*Given instruction*. Repeat the data below exactly, dropping any pictures it holds.
** START OF Material provided **
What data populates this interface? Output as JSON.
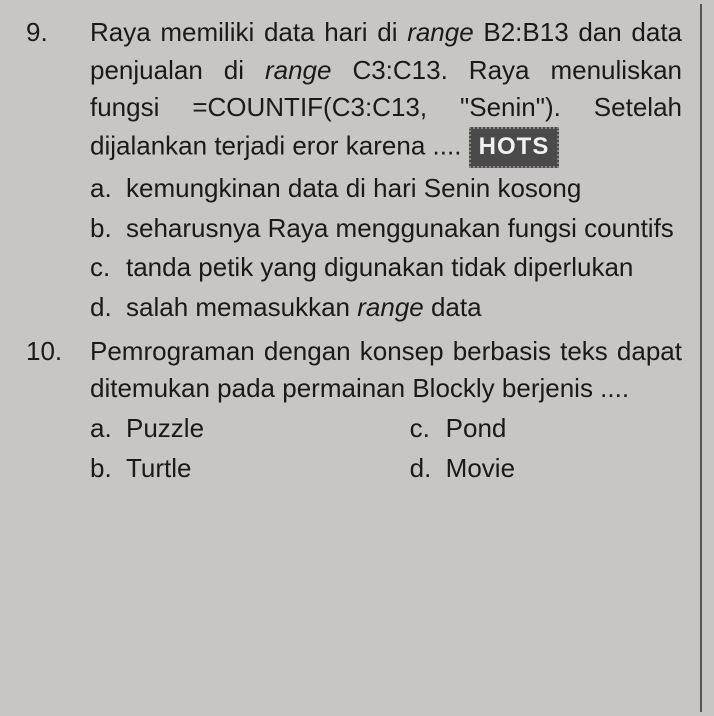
{
  "colors": {
    "background": "#c8c6c3",
    "text": "#1a1a1a",
    "badge_bg": "#4a4a4a",
    "badge_text": "#f0f0f0",
    "border": "#555"
  },
  "typography": {
    "body_fontsize": 26,
    "line_height": 1.45,
    "font_family": "Arial"
  },
  "questions": [
    {
      "number": "9.",
      "text_parts": {
        "p1": "Raya memiliki data hari di ",
        "i1": "range",
        "p2": " B2:B13 dan data penjualan di ",
        "i2": "range",
        "p3": " C3:C13. Raya menuliskan fungsi =COUNTIF(C3:C13, \"Senin\"). Setelah dijalankan terjadi eror karena .... "
      },
      "badge": "HOTS",
      "options": {
        "a": {
          "letter": "a.",
          "text": "kemungkinan data di hari Senin kosong"
        },
        "b": {
          "letter": "b.",
          "text": "seharusnya Raya menggunakan fungsi countifs"
        },
        "c": {
          "letter": "c.",
          "text": "tanda petik yang digunakan tidak diperlukan"
        },
        "d": {
          "letter": "d.",
          "text_pre": "salah memasukkan ",
          "italic": "range",
          "text_post": " data"
        }
      }
    },
    {
      "number": "10.",
      "text": "Pemrograman dengan konsep berbasis teks dapat ditemukan pada permainan Blockly berjenis ....",
      "options": {
        "a": {
          "letter": "a.",
          "text": "Puzzle"
        },
        "b": {
          "letter": "b.",
          "text": "Turtle"
        },
        "c": {
          "letter": "c.",
          "text": "Pond"
        },
        "d": {
          "letter": "d.",
          "text": "Movie"
        }
      }
    }
  ]
}
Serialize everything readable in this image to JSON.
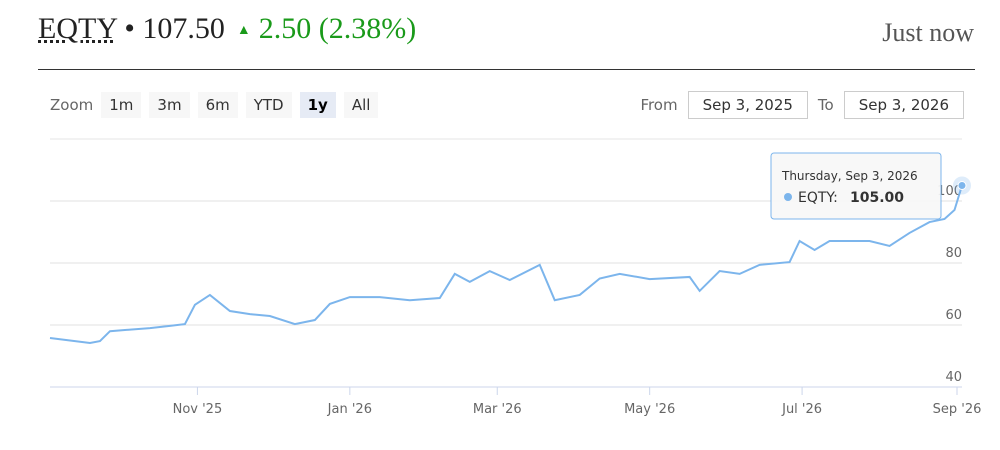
** END OF Material provided **
*Output of the task*.
What data populates this interface? Output as JSON.
{
  "colors": {
    "background": "#c8c6c3",
    "text": "#1a1a1a",
    "badge_bg": "#4a4a4a",
    "badge_text": "#f0f0f0",
    "border": "#555"
  },
  "typography": {
    "body_fontsize": 26,
    "line_height": 1.45,
    "font_family": "Arial"
  },
  "questions": [
    {
      "number": "9.",
      "text_parts": {
        "p1": "Raya memiliki data hari di ",
        "i1": "range",
        "p2": " B2:B13 dan data penjualan di ",
        "i2": "range",
        "p3": " C3:C13. Raya menuliskan fungsi =COUNTIF(C3:C13, \"Senin\"). Setelah dijalankan terjadi eror karena .... "
      },
      "badge": "HOTS",
      "options": {
        "a": {
          "letter": "a.",
          "text": "kemungkinan data di hari Senin kosong"
        },
        "b": {
          "letter": "b.",
          "text": "seharusnya Raya menggunakan fungsi countifs"
        },
        "c": {
          "letter": "c.",
          "text": "tanda petik yang digunakan tidak diperlukan"
        },
        "d": {
          "letter": "d.",
          "text_pre": "salah memasukkan ",
          "italic": "range",
          "text_post": " data"
        }
      }
    },
    {
      "number": "10.",
      "text": "Pemrograman dengan konsep berbasis teks dapat ditemukan pada permainan Blockly berjenis ....",
      "options": {
        "a": {
          "letter": "a.",
          "text": "Puzzle"
        },
        "b": {
          "letter": "b.",
          "text": "Turtle"
        },
        "c": {
          "letter": "c.",
          "text": "Pond"
        },
        "d": {
          "letter": "d.",
          "text": "Movie"
        }
      }
    }
  ]
}
Serialize everything readable in this image to JSON.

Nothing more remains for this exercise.